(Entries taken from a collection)
"""
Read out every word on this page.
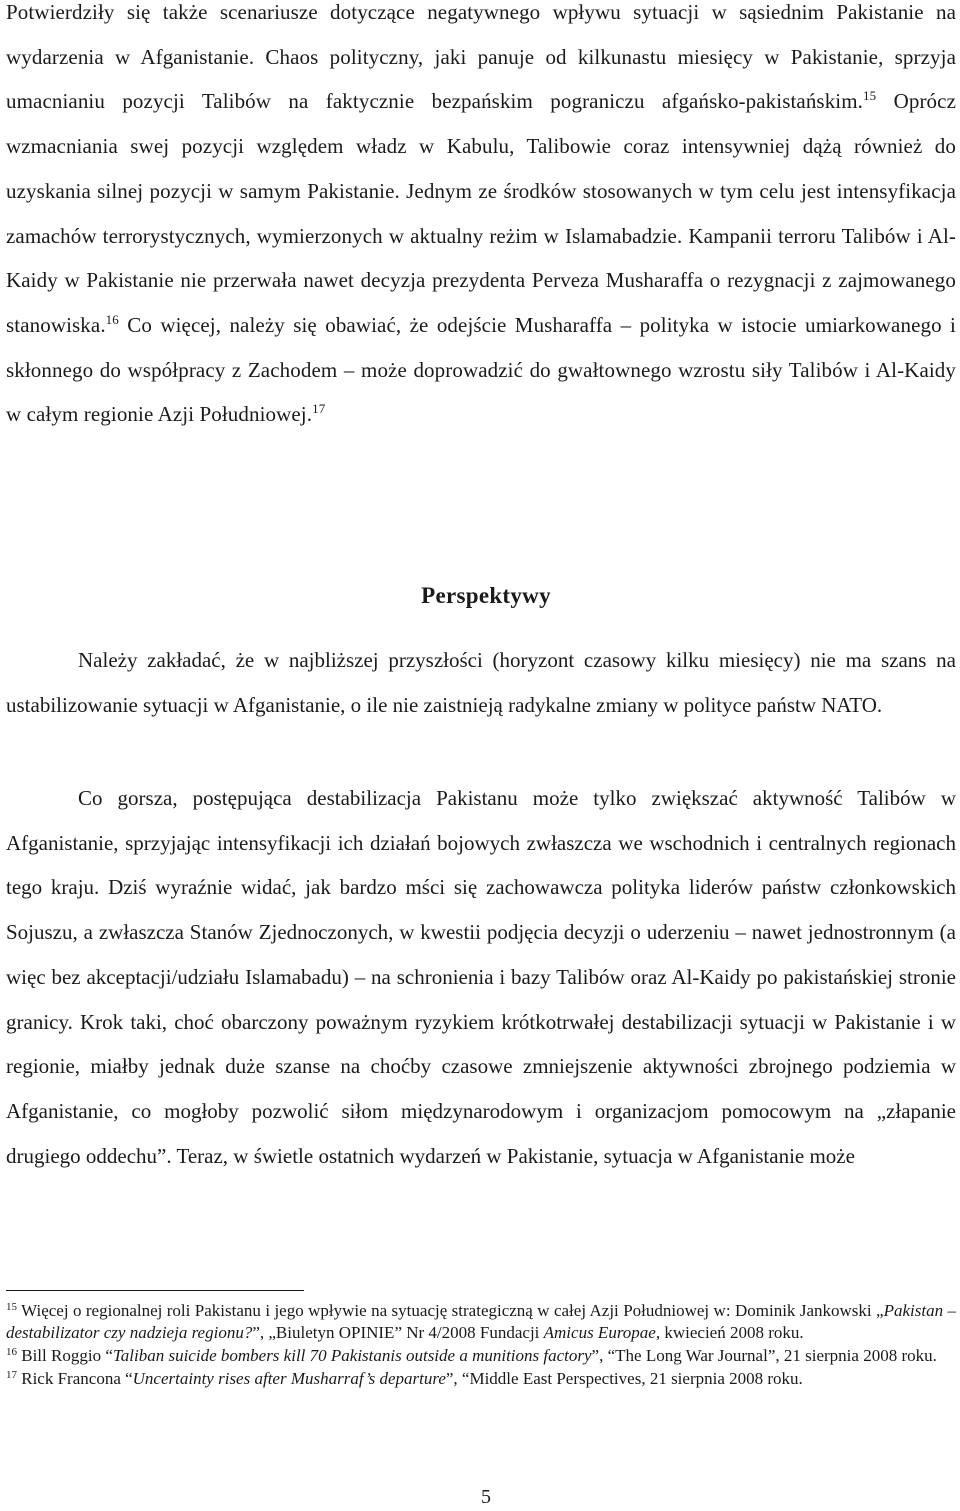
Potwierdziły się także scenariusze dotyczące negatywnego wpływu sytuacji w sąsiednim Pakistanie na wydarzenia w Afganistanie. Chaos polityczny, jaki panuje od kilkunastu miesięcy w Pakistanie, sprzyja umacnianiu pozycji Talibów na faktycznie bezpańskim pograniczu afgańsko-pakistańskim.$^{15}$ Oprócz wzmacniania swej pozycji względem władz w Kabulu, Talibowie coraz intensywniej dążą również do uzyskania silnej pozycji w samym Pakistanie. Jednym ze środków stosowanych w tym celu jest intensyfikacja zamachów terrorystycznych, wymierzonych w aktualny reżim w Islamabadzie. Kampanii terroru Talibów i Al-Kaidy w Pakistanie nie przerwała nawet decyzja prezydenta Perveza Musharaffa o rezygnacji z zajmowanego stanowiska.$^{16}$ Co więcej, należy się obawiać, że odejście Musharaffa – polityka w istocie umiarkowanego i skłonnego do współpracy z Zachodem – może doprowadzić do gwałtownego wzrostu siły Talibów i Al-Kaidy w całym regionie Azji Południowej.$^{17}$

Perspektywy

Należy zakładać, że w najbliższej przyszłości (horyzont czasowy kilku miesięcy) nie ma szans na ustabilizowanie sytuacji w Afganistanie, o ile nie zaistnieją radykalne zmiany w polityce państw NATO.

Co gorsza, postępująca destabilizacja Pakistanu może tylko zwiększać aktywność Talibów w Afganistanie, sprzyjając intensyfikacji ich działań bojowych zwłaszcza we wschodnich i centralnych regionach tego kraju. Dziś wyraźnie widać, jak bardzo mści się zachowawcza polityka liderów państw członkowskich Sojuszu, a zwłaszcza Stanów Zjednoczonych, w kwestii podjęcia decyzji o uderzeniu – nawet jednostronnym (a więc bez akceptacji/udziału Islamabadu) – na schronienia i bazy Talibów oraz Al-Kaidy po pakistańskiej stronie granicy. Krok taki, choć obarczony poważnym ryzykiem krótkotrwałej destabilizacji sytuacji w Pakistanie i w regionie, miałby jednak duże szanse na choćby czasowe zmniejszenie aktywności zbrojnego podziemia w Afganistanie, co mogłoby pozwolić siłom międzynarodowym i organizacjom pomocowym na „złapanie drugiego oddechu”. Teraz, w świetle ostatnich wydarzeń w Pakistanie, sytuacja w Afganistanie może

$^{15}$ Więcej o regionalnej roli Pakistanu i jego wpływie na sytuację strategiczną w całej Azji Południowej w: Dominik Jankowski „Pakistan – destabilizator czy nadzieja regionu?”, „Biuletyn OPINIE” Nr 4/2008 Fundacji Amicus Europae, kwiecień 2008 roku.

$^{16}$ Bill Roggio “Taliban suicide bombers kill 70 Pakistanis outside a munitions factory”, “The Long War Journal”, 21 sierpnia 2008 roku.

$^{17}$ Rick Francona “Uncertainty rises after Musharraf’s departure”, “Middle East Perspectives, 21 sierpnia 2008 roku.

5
"""
"""
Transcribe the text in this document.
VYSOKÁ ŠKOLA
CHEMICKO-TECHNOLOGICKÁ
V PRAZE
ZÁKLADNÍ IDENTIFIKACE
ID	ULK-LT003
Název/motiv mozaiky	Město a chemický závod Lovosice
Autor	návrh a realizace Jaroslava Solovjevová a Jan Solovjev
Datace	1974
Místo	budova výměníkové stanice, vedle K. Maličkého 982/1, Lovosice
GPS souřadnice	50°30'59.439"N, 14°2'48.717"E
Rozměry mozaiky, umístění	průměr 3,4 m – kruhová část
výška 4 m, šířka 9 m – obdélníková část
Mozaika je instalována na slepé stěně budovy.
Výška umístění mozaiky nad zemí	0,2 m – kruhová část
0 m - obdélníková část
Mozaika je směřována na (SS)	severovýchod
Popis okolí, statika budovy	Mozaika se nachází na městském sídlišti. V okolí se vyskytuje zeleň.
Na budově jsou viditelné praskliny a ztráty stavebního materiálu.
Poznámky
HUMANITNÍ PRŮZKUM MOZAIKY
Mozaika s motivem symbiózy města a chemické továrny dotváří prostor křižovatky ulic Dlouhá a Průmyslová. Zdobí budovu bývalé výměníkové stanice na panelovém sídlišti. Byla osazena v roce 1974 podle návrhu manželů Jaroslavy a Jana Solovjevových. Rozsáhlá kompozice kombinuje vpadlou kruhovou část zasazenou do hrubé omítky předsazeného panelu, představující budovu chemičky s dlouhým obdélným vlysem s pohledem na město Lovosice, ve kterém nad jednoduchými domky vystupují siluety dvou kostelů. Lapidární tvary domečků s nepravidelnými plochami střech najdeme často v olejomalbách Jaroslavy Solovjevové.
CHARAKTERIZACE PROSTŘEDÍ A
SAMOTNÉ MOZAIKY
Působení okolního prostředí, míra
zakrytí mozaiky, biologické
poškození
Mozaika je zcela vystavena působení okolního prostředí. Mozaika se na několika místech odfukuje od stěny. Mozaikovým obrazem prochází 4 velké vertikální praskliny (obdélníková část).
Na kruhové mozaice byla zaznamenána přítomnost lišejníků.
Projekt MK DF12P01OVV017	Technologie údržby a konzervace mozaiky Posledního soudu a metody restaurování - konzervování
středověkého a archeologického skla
"""
"""
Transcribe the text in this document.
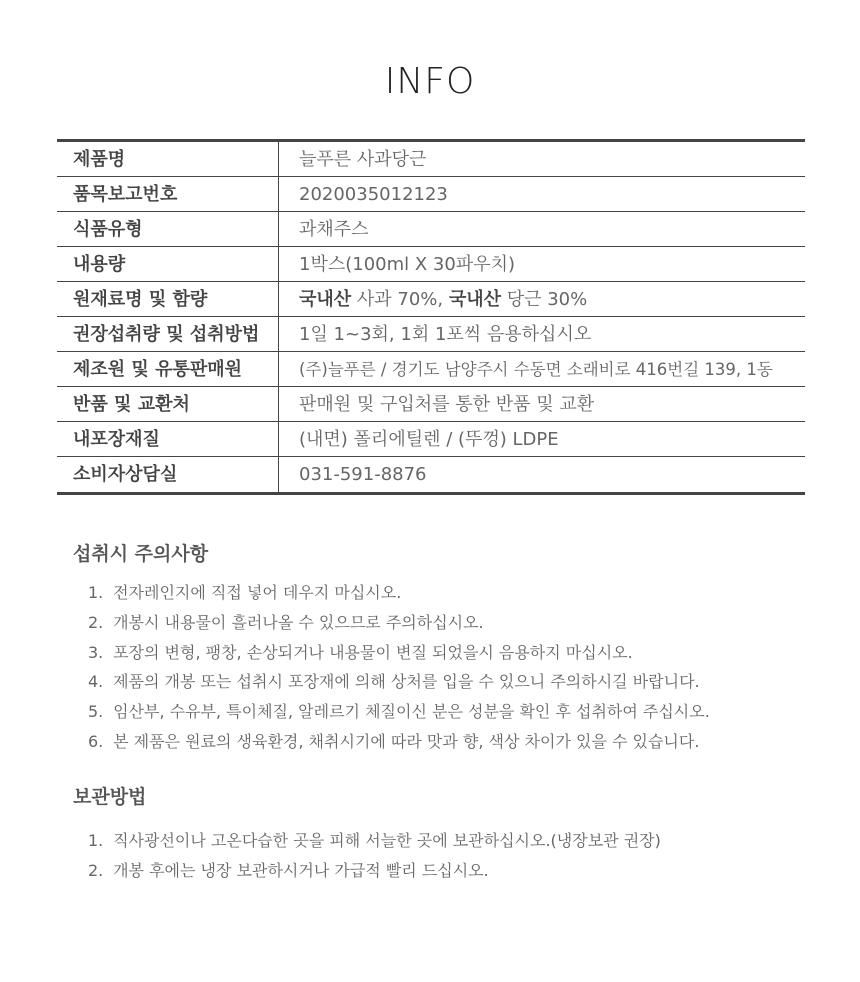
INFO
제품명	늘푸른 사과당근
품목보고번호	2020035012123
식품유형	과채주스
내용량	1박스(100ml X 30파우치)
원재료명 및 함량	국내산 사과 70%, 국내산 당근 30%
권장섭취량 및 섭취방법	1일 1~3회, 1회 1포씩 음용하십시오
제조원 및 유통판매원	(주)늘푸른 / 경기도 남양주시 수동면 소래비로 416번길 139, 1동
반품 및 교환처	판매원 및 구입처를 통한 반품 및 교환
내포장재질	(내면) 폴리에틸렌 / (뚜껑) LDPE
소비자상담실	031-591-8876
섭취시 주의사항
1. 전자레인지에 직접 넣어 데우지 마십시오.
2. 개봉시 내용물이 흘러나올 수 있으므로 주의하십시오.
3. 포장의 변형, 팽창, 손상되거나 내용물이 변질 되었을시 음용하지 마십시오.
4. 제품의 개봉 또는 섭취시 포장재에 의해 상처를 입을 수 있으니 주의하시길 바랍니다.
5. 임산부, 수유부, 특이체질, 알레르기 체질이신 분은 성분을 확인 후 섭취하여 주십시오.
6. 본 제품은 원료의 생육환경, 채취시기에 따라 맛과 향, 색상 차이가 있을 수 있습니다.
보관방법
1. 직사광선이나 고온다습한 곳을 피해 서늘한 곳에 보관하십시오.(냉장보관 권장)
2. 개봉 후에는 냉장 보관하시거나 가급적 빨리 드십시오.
"""
Copy each line of the data that contains the word "okolního".

§ **Solution for this exercise**:
Působení okolního prostředí, míra
Mozaika je zcela vystavena působení okolního prostředí. Mozaika se na několika místech odfukuje od stěny. Mozaikovým obrazem prochází 4 velké vertikální praskliny (obdélníková část).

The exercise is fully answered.